- Material for this exercise:
☆ ☆ ☆ ☆ ☆

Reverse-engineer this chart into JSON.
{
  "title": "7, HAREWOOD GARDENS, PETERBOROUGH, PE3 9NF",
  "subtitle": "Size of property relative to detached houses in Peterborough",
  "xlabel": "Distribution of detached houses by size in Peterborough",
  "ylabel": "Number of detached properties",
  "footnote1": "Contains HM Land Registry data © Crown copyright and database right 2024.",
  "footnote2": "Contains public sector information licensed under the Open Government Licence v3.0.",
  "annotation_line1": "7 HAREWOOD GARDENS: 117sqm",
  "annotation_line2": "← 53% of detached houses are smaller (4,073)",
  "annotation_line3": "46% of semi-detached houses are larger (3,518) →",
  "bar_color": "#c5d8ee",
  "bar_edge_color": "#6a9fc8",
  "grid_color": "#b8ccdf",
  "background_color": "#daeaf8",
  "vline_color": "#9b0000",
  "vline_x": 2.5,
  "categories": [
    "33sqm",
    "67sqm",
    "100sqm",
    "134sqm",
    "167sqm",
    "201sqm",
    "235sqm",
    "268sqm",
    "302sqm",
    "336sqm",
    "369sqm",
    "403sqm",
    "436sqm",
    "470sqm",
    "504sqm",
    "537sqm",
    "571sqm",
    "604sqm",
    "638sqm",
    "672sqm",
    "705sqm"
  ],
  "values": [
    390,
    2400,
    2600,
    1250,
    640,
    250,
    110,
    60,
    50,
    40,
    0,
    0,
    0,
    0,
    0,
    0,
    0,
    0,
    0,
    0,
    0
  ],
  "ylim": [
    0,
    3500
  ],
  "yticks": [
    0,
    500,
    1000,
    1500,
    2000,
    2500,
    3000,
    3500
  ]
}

☆ ☆ ☆ ☆ ☆

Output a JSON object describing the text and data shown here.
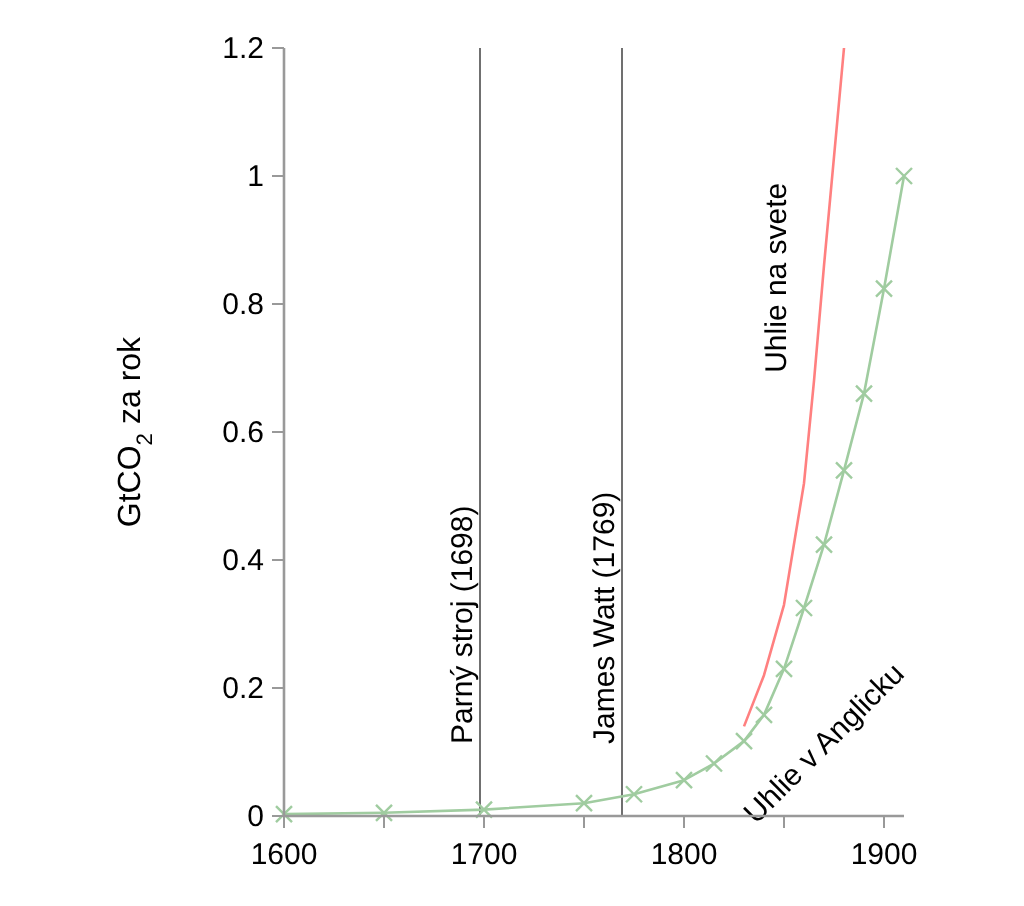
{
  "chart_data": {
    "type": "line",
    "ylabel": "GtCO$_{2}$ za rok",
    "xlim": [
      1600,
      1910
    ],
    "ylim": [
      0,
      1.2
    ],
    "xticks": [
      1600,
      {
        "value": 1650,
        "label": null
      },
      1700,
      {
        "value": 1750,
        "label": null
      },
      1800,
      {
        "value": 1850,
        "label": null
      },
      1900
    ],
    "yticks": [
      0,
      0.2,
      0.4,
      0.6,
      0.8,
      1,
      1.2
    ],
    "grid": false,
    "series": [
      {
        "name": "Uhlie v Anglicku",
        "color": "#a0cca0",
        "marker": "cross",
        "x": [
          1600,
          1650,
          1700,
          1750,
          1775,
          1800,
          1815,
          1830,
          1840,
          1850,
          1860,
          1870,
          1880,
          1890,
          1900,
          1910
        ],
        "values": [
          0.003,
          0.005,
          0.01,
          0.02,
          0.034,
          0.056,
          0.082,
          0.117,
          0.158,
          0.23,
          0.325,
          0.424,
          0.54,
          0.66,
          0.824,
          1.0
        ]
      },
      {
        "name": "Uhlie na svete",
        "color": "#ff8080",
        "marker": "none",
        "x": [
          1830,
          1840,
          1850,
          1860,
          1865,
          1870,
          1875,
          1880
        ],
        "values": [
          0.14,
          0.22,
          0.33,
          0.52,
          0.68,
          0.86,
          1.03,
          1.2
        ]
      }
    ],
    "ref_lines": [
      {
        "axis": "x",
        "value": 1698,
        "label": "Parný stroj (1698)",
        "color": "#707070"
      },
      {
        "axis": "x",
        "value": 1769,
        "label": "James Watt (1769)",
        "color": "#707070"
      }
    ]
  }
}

☆ ☆ ☆ ☆ ☆

- Exercise instructions: Locate each line with the word "Uhlie" and copy it.

- The output:
        "name": "Uhlie v Anglicku",
        "name": "Uhlie na svete",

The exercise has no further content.